TASK PROMPT:
Copy out each line below exactly as it appears.
+++ RECORDS PROVIDED
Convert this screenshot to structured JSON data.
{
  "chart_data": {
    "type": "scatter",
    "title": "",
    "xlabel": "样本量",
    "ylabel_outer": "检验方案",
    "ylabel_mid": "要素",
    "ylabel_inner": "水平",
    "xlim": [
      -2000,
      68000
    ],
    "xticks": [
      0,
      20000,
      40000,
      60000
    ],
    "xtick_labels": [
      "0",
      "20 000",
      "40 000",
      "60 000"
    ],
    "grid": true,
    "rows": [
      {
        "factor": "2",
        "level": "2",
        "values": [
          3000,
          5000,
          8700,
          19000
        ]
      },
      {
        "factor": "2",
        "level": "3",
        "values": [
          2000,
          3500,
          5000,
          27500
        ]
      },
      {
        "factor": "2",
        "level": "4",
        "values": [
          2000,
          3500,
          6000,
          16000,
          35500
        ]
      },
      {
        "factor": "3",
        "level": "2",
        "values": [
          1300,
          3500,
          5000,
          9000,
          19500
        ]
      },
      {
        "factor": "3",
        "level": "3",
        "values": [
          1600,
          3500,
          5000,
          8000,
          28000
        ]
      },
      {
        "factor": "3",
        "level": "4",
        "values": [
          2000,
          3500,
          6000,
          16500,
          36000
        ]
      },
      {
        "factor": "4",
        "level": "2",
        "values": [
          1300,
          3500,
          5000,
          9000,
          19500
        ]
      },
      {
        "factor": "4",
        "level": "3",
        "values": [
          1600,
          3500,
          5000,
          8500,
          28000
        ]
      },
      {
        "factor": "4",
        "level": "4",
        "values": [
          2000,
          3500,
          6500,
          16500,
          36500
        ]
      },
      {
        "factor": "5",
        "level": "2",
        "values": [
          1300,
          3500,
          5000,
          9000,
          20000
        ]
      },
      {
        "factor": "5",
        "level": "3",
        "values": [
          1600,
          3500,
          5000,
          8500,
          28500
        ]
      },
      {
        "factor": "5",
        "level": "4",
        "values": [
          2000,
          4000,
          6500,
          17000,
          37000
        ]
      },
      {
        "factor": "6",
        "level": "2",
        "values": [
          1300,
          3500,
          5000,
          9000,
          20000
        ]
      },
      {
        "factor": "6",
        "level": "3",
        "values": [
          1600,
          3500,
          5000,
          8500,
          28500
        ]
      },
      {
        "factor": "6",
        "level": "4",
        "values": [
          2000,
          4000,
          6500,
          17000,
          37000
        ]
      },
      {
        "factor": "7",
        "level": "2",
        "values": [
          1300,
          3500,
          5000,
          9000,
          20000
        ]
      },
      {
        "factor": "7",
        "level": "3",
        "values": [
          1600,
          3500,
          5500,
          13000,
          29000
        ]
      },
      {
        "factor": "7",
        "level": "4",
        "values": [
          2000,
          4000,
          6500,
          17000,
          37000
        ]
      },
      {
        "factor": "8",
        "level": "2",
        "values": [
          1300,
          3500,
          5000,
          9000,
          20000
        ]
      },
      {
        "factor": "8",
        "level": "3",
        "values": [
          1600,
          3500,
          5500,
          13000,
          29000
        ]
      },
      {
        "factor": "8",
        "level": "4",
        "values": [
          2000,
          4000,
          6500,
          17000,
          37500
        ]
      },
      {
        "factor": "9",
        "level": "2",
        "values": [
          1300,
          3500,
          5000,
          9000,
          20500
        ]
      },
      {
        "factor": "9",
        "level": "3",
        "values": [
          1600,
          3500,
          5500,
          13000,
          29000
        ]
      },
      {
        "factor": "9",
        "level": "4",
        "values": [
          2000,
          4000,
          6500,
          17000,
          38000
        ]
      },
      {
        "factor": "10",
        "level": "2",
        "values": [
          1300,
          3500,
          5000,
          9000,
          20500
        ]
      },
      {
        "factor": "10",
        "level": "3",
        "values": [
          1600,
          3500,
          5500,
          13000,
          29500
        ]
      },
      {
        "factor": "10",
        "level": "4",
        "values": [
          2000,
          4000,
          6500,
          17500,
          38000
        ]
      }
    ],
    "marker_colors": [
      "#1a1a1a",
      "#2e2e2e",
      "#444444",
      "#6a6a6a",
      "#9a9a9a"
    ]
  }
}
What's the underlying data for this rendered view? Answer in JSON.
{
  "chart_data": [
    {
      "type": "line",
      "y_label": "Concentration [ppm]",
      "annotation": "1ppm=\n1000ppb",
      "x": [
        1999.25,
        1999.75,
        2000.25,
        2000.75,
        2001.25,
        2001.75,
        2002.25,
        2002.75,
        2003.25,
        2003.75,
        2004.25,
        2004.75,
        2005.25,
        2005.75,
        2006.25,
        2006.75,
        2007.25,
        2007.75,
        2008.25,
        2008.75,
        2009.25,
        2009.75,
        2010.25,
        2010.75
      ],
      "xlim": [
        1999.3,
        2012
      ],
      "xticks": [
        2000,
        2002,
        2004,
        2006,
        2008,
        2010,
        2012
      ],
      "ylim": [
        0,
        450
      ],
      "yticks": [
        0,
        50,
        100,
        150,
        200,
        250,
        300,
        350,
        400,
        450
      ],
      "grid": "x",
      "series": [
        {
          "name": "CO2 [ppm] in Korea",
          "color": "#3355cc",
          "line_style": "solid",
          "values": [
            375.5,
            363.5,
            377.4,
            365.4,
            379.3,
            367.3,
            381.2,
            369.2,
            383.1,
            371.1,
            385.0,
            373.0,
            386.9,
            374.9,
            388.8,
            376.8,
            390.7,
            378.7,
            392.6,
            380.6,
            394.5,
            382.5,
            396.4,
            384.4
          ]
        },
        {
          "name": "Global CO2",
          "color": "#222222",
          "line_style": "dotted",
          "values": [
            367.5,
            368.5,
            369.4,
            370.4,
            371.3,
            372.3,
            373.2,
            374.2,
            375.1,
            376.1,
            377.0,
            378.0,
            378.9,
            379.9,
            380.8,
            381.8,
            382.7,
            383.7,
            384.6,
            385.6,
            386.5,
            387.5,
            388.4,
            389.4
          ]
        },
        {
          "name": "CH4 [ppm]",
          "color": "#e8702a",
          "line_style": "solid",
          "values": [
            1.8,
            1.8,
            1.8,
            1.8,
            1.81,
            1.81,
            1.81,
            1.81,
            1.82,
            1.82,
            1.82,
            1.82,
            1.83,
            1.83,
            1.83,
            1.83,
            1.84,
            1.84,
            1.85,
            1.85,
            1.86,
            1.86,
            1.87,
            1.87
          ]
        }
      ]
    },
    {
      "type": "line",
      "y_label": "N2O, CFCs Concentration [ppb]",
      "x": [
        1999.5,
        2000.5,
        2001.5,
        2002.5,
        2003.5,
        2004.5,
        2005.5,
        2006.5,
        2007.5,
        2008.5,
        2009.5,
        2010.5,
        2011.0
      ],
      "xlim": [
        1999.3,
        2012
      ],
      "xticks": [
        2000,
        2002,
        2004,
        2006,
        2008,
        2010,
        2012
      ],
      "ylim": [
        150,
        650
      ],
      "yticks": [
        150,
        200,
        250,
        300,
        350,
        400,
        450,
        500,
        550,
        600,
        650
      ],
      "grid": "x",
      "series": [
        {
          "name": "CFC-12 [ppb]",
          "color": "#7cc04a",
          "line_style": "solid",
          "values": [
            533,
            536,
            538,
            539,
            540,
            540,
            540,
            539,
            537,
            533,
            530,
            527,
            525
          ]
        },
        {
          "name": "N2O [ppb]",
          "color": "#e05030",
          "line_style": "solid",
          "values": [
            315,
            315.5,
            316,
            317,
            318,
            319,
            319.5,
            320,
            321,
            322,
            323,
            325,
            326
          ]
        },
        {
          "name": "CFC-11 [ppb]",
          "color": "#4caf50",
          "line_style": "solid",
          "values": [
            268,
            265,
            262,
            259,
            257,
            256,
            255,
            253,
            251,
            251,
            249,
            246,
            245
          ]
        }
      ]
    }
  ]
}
++++++
WRITTEN SOLUTION:
Convert this screenshot to structured JSON data.
{
  "chart_data": {
    "type": "scatter",
    "title": "",
    "xlabel": "样本量",
    "ylabel_outer": "检验方案",
    "ylabel_mid": "要素",
    "ylabel_inner": "水平",
    "xlim": [
      -2000,
      68000
    ],
    "xticks": [
      0,
      20000,
      40000,
      60000
    ],
    "xtick_labels": [
      "0",
      "20 000",
      "40 000",
      "60 000"
    ],
    "grid": true,
    "rows": [
      {
        "factor": "2",
        "level": "2",
        "values": [
          3000,
          5000,
          8700,
          19000
        ]
      },
      {
        "factor": "2",
        "level": "3",
        "values": [
          2000,
          3500,
          5000,
          27500
        ]
      },
      {
        "factor": "2",
        "level": "4",
        "values": [
          2000,
          3500,
          6000,
          16000,
          35500
        ]
      },
      {
        "factor": "3",
        "level": "2",
        "values": [
          1300,
          3500,
          5000,
          9000,
          19500
        ]
      },
      {
        "factor": "3",
        "level": "3",
        "values": [
          1600,
          3500,
          5000,
          8000,
          28000
        ]
      },
      {
        "factor": "3",
        "level": "4",
        "values": [
          2000,
          3500,
          6000,
          16500,
          36000
        ]
      },
      {
        "factor": "4",
        "level": "2",
        "values": [
          1300,
          3500,
          5000,
          9000,
          19500
        ]
      },
      {
        "factor": "4",
        "level": "3",
        "values": [
          1600,
          3500,
          5000,
          8500,
          28000
        ]
      },
      {
        "factor": "4",
        "level": "4",
        "values": [
          2000,
          3500,
          6500,
          16500,
          36500
        ]
      },
      {
        "factor": "5",
        "level": "2",
        "values": [
          1300,
          3500,
          5000,
          9000,
          20000
        ]
      },
      {
        "factor": "5",
        "level": "3",
        "values": [
          1600,
          3500,
          5000,
          8500,
          28500
        ]
      },
      {
        "factor": "5",
        "level": "4",
        "values": [
          2000,
          4000,
          6500,
          17000,
          37000
        ]
      },
      {
        "factor": "6",
        "level": "2",
        "values": [
          1300,
          3500,
          5000,
          9000,
          20000
        ]
      },
      {
        "factor": "6",
        "level": "3",
        "values": [
          1600,
          3500,
          5000,
          8500,
          28500
        ]
      },
      {
        "factor": "6",
        "level": "4",
        "values": [
          2000,
          4000,
          6500,
          17000,
          37000
        ]
      },
      {
        "factor": "7",
        "level": "2",
        "values": [
          1300,
          3500,
          5000,
          9000,
          20000
        ]
      },
      {
        "factor": "7",
        "level": "3",
        "values": [
          1600,
          3500,
          5500,
          13000,
          29000
        ]
      },
      {
        "factor": "7",
        "level": "4",
        "values": [
          2000,
          4000,
          6500,
          17000,
          37000
        ]
      },
      {
        "factor": "8",
        "level": "2",
        "values": [
          1300,
          3500,
          5000,
          9000,
          20000
        ]
      },
      {
        "factor": "8",
        "level": "3",
        "values": [
          1600,
          3500,
          5500,
          13000,
          29000
        ]
      },
      {
        "factor": "8",
        "level": "4",
        "values": [
          2000,
          4000,
          6500,
          17000,
          37500
        ]
      },
      {
        "factor": "9",
        "level": "2",
        "values": [
          1300,
          3500,
          5000,
          9000,
          20500
        ]
      },
      {
        "factor": "9",
        "level": "3",
        "values": [
          1600,
          3500,
          5500,
          13000,
          29000
        ]
      },
      {
        "factor": "9",
        "level": "4",
        "values": [
          2000,
          4000,
          6500,
          17000,
          38000
        ]
      },
      {
        "factor": "10",
        "level": "2",
        "values": [
          1300,
          3500,
          5000,
          9000,
          20500
        ]
      },
      {
        "factor": "10",
        "level": "3",
        "values": [
          1600,
          3500,
          5500,
          13000,
          29500
        ]
      },
      {
        "factor": "10",
        "level": "4",
        "values": [
          2000,
          4000,
          6500,
          17500,
          38000
        ]
      }
    ],
    "marker_colors": [
      "#1a1a1a",
      "#2e2e2e",
      "#444444",
      "#6a6a6a",
      "#9a9a9a"
    ]
  }
}
What's the underlying data for this rendered view? Answer in JSON.
{
  "chart_data": [
    {
      "type": "line",
      "y_label": "Concentration [ppm]",
      "annotation": "1ppm=\n1000ppb",
      "x": [
        1999.25,
        1999.75,
        2000.25,
        2000.75,
        2001.25,
        2001.75,
        2002.25,
        2002.75,
        2003.25,
        2003.75,
        2004.25,
        2004.75,
        2005.25,
        2005.75,
        2006.25,
        2006.75,
        2007.25,
        2007.75,
        2008.25,
        2008.75,
        2009.25,
        2009.75,
        2010.25,
        2010.75
      ],
      "xlim": [
        1999.3,
        2012
      ],
      "xticks": [
        2000,
        2002,
        2004,
        2006,
        2008,
        2010,
        2012
      ],
      "ylim": [
        0,
        450
      ],
      "yticks": [
        0,
        50,
        100,
        150,
        200,
        250,
        300,
        350,
        400,
        450
      ],
      "grid": "x",
      "series": [
        {
          "name": "CO2 [ppm] in Korea",
          "color": "#3355cc",
          "line_style": "solid",
          "values": [
            375.5,
            363.5,
            377.4,
            365.4,
            379.3,
            367.3,
            381.2,
            369.2,
            383.1,
            371.1,
            385.0,
            373.0,
            386.9,
            374.9,
            388.8,
            376.8,
            390.7,
            378.7,
            392.6,
            380.6,
            394.5,
            382.5,
            396.4,
            384.4
          ]
        },
        {
          "name": "Global CO2",
          "color": "#222222",
          "line_style": "dotted",
          "values": [
            367.5,
            368.5,
            369.4,
            370.4,
            371.3,
            372.3,
            373.2,
            374.2,
            375.1,
            376.1,
            377.0,
            378.0,
            378.9,
            379.9,
            380.8,
            381.8,
            382.7,
            383.7,
            384.6,
            385.6,
            386.5,
            387.5,
            388.4,
            389.4
          ]
        },
        {
          "name": "CH4 [ppm]",
          "color": "#e8702a",
          "line_style": "solid",
          "values": [
            1.8,
            1.8,
            1.8,
            1.8,
            1.81,
            1.81,
            1.81,
            1.81,
            1.82,
            1.82,
            1.82,
            1.82,
            1.83,
            1.83,
            1.83,
            1.83,
            1.84,
            1.84,
            1.85,
            1.85,
            1.86,
            1.86,
            1.87,
            1.87
          ]
        }
      ]
    },
    {
      "type": "line",
      "y_label": "N2O, CFCs Concentration [ppb]",
      "x": [
        1999.5,
        2000.5,
        2001.5,
        2002.5,
        2003.5,
        2004.5,
        2005.5,
        2006.5,
        2007.5,
        2008.5,
        2009.5,
        2010.5,
        2011.0
      ],
      "xlim": [
        1999.3,
        2012
      ],
      "xticks": [
        2000,
        2002,
        2004,
        2006,
        2008,
        2010,
        2012
      ],
      "ylim": [
        150,
        650
      ],
      "yticks": [
        150,
        200,
        250,
        300,
        350,
        400,
        450,
        500,
        550,
        600,
        650
      ],
      "grid": "x",
      "series": [
        {
          "name": "CFC-12 [ppb]",
          "color": "#7cc04a",
          "line_style": "solid",
          "values": [
            533,
            536,
            538,
            539,
            540,
            540,
            540,
            539,
            537,
            533,
            530,
            527,
            525
          ]
        },
        {
          "name": "N2O [ppb]",
          "color": "#e05030",
          "line_style": "solid",
          "values": [
            315,
            315.5,
            316,
            317,
            318,
            319,
            319.5,
            320,
            321,
            322,
            323,
            325,
            326
          ]
        },
        {
          "name": "CFC-11 [ppb]",
          "color": "#4caf50",
          "line_style": "solid",
          "values": [
            268,
            265,
            262,
            259,
            257,
            256,
            255,
            253,
            251,
            251,
            249,
            246,
            245
          ]
        }
      ]
    }
  ]
}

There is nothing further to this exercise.